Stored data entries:
>> start
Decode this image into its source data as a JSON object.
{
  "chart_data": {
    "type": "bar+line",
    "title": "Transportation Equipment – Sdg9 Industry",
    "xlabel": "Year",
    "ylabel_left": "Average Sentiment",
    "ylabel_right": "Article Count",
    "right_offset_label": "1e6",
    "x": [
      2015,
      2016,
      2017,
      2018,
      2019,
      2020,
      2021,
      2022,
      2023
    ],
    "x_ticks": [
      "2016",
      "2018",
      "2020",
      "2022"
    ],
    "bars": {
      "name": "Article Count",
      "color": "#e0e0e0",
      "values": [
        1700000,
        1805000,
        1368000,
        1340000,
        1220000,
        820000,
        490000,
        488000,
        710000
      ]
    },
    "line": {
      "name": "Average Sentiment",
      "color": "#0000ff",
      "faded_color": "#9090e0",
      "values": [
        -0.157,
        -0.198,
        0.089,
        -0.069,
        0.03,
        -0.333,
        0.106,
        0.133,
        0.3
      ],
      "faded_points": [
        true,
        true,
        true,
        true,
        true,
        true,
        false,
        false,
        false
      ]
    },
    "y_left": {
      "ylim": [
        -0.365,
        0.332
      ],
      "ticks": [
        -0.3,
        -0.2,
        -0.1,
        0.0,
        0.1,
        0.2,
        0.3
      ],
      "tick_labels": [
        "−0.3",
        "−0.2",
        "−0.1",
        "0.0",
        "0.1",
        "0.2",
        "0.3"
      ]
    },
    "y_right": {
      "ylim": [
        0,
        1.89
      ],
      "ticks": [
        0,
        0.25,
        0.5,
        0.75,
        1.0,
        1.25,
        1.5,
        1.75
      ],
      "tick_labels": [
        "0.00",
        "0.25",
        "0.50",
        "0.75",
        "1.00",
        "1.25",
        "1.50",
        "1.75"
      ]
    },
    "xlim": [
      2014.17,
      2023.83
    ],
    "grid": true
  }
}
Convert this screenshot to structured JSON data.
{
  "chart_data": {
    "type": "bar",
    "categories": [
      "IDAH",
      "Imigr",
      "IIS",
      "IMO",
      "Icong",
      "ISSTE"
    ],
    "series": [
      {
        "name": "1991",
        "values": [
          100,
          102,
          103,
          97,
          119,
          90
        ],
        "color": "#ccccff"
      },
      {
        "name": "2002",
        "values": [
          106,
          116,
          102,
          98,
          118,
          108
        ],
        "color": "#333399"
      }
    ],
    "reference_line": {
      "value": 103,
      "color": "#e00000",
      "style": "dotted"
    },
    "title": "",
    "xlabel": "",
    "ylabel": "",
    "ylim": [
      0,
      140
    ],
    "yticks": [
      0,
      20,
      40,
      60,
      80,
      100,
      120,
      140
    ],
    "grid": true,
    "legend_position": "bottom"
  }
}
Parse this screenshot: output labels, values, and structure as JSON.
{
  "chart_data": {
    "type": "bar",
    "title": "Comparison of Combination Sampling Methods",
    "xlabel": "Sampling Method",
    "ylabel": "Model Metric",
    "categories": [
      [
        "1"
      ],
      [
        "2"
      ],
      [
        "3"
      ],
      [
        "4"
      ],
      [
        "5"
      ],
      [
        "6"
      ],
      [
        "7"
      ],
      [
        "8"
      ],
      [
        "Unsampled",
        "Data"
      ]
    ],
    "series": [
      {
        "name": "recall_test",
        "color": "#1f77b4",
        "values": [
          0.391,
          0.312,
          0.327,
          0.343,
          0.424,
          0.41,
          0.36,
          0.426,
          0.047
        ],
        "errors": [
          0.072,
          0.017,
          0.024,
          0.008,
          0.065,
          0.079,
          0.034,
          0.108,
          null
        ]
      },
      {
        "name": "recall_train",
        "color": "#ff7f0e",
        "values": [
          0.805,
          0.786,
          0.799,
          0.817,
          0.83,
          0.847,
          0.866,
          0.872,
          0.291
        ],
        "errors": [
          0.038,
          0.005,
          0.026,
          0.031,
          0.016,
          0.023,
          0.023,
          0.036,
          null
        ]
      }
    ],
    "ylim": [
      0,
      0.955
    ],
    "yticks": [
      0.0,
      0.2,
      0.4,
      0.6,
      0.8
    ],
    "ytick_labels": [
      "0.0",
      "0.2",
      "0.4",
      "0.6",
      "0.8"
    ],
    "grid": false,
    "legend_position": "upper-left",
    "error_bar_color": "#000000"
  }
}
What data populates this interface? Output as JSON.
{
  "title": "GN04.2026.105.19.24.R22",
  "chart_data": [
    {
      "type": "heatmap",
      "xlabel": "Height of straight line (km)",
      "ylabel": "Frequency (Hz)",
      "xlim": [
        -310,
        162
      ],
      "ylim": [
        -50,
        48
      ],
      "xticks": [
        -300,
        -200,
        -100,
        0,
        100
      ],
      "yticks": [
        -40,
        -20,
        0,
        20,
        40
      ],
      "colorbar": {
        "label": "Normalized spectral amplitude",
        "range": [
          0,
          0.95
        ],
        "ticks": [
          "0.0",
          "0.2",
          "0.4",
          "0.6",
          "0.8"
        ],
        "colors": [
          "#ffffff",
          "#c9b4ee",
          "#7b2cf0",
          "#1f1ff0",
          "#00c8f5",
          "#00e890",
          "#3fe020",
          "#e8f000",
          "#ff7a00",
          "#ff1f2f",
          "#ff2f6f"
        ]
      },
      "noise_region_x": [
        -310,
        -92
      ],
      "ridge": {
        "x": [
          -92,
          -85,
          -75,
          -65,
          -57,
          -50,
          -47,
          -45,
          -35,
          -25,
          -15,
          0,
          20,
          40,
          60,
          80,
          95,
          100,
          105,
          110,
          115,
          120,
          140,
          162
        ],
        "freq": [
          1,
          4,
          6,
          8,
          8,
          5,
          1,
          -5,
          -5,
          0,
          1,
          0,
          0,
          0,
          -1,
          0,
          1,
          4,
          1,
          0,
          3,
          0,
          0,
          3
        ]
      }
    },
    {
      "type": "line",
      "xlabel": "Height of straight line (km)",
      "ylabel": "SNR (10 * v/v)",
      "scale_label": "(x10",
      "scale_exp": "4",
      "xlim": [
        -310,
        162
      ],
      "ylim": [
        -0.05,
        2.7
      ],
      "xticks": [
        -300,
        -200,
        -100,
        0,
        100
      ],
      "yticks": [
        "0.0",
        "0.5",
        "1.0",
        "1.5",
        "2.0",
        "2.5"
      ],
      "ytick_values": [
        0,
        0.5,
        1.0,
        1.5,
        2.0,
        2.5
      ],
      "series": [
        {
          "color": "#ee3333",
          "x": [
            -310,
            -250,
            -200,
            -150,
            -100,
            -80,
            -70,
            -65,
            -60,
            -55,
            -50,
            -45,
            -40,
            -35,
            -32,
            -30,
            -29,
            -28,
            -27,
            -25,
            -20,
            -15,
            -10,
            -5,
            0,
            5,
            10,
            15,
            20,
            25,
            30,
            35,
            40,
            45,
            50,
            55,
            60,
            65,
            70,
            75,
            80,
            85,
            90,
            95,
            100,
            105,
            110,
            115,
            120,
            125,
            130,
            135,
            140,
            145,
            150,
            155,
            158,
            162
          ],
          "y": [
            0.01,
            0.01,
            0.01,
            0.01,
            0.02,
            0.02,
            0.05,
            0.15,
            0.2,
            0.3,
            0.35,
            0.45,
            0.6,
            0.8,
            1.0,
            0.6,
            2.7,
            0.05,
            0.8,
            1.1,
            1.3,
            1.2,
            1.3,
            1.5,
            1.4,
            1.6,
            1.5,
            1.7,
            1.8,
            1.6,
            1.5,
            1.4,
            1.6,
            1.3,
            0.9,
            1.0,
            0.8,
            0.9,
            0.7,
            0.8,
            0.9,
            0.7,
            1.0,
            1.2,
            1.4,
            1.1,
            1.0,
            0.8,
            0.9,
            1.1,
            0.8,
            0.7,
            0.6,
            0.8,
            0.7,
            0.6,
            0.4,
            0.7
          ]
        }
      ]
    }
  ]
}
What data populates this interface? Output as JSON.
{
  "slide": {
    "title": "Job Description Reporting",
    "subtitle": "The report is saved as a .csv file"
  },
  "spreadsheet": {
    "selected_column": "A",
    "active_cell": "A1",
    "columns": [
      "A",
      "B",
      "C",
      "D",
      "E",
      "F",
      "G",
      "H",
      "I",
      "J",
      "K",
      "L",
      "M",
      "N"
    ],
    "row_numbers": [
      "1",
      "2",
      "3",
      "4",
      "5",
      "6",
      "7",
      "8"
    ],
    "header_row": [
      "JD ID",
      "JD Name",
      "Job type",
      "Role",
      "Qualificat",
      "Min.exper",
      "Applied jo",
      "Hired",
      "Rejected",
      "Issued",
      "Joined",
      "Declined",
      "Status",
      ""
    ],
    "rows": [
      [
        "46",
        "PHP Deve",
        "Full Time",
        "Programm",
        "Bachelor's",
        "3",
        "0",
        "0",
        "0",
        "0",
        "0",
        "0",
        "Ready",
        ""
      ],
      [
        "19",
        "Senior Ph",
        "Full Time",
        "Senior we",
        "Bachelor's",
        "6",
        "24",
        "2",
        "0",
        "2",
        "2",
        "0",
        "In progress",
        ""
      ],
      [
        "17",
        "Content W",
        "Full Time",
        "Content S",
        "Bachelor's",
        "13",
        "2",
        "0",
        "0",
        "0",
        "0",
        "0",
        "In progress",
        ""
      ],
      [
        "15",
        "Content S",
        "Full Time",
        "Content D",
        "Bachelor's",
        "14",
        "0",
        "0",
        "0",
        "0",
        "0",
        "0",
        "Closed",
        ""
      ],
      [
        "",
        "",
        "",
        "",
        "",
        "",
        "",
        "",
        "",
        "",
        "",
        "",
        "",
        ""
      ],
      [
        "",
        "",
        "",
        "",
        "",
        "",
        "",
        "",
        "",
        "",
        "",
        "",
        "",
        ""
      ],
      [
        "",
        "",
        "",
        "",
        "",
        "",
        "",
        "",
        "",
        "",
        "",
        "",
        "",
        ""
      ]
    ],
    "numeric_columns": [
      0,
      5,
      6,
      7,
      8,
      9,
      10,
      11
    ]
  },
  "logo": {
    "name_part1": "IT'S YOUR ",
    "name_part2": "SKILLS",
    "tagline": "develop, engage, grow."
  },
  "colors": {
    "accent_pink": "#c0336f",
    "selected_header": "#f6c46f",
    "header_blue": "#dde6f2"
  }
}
>> end
## To do
Find the lines that include the string "JSON", then copy each of them.

## Answer to this task
Decode this image into its source data as a JSON object.
Convert this screenshot to structured JSON data.
Parse this screenshot: output labels, values, and structure as JSON.
What data populates this interface? Output as JSON.
What data populates this interface? Output as JSON.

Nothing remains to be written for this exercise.